* **Objective**:
Extract every line that contains the word "RELEASE".

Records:
------------------------------------------------

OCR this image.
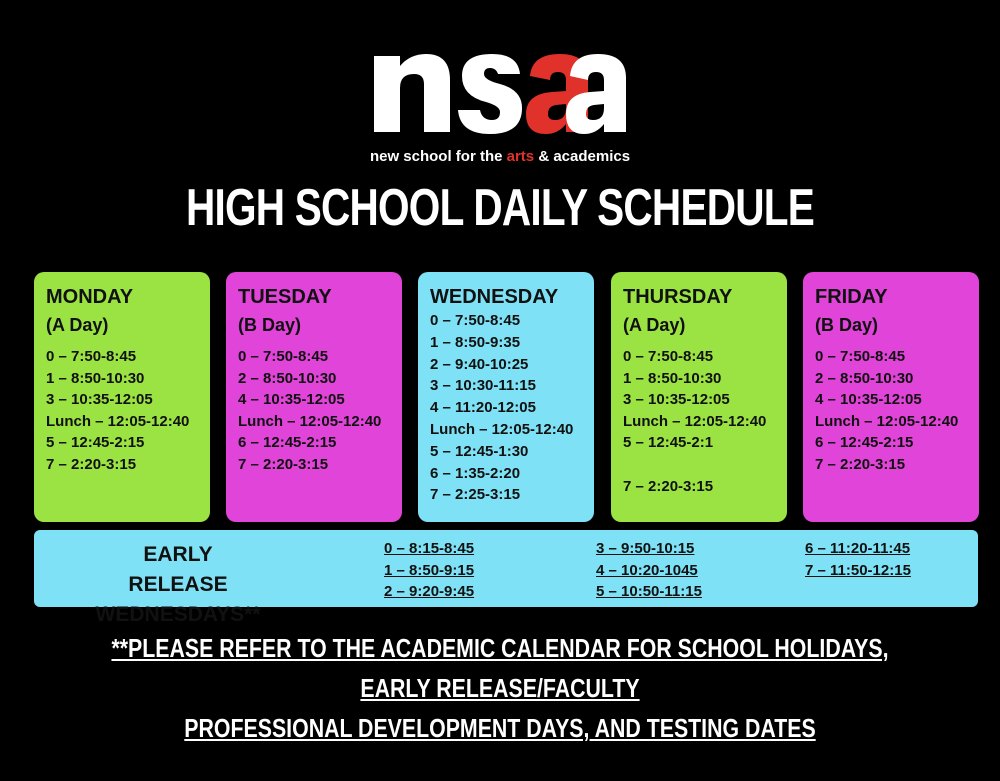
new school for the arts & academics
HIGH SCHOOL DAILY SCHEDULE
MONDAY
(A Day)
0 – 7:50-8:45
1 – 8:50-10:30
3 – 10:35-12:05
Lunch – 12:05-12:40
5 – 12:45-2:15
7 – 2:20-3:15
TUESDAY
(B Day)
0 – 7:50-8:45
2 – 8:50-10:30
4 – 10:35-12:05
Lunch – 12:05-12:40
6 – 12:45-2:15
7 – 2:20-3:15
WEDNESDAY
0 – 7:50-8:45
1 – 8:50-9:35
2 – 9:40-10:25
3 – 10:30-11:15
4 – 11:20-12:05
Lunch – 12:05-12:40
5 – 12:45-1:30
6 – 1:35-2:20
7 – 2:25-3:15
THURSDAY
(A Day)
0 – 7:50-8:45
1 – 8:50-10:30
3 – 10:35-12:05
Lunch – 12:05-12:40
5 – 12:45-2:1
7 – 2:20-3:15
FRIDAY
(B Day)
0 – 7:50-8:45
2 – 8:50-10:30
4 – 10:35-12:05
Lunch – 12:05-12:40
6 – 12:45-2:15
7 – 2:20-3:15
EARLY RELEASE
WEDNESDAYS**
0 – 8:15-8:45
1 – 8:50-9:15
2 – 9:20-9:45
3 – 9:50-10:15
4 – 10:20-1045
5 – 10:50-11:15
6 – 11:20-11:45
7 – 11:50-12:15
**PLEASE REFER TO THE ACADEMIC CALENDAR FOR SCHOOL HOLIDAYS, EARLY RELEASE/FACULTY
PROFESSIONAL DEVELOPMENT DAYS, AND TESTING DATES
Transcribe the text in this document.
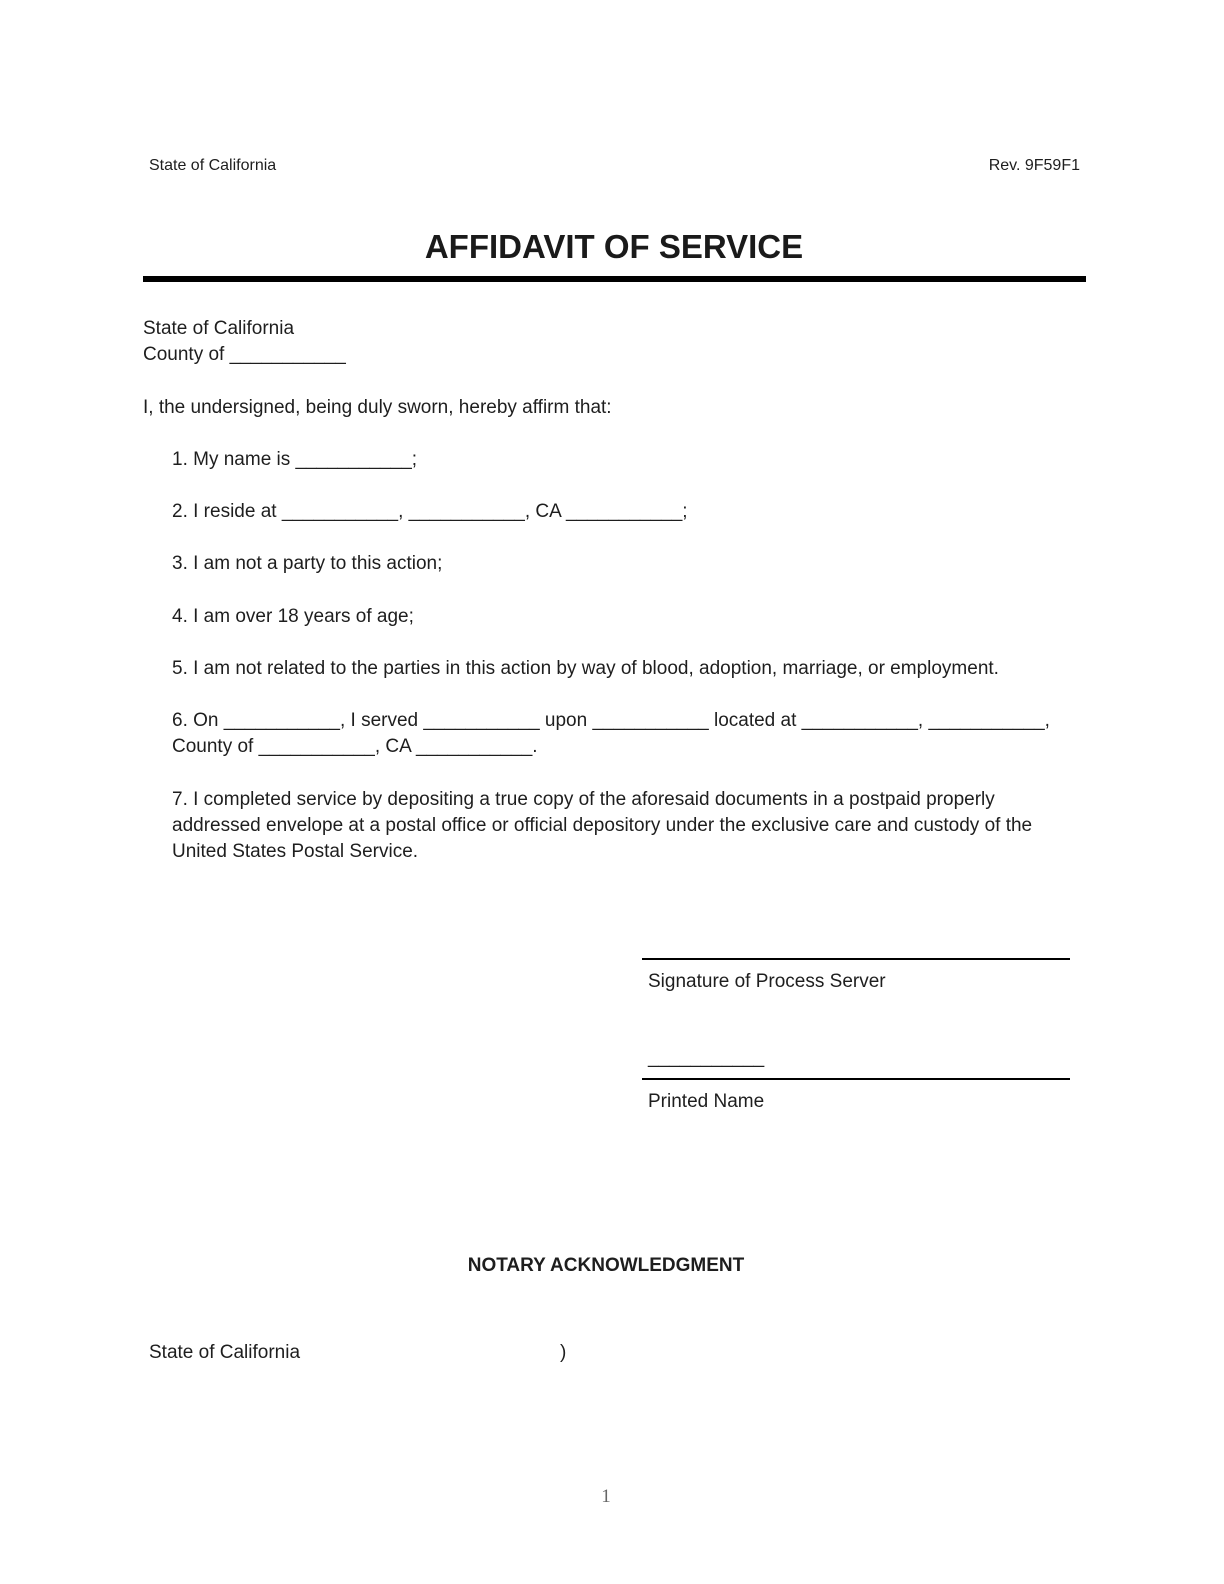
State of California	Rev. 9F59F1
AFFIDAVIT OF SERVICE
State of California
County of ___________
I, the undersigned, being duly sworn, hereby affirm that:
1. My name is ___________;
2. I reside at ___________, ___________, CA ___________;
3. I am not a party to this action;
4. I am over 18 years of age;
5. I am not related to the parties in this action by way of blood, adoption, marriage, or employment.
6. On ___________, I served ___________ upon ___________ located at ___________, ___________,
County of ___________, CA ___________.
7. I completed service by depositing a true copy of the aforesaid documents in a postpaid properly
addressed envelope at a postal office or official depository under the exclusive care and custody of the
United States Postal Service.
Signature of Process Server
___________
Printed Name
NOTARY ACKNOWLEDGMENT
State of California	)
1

------------------------------------------------

* **Task solution**:
EARLY RELEASE
**PLEASE REFER TO THE ACADEMIC CALENDAR FOR SCHOOL HOLIDAYS, EARLY RELEASE/FACULTY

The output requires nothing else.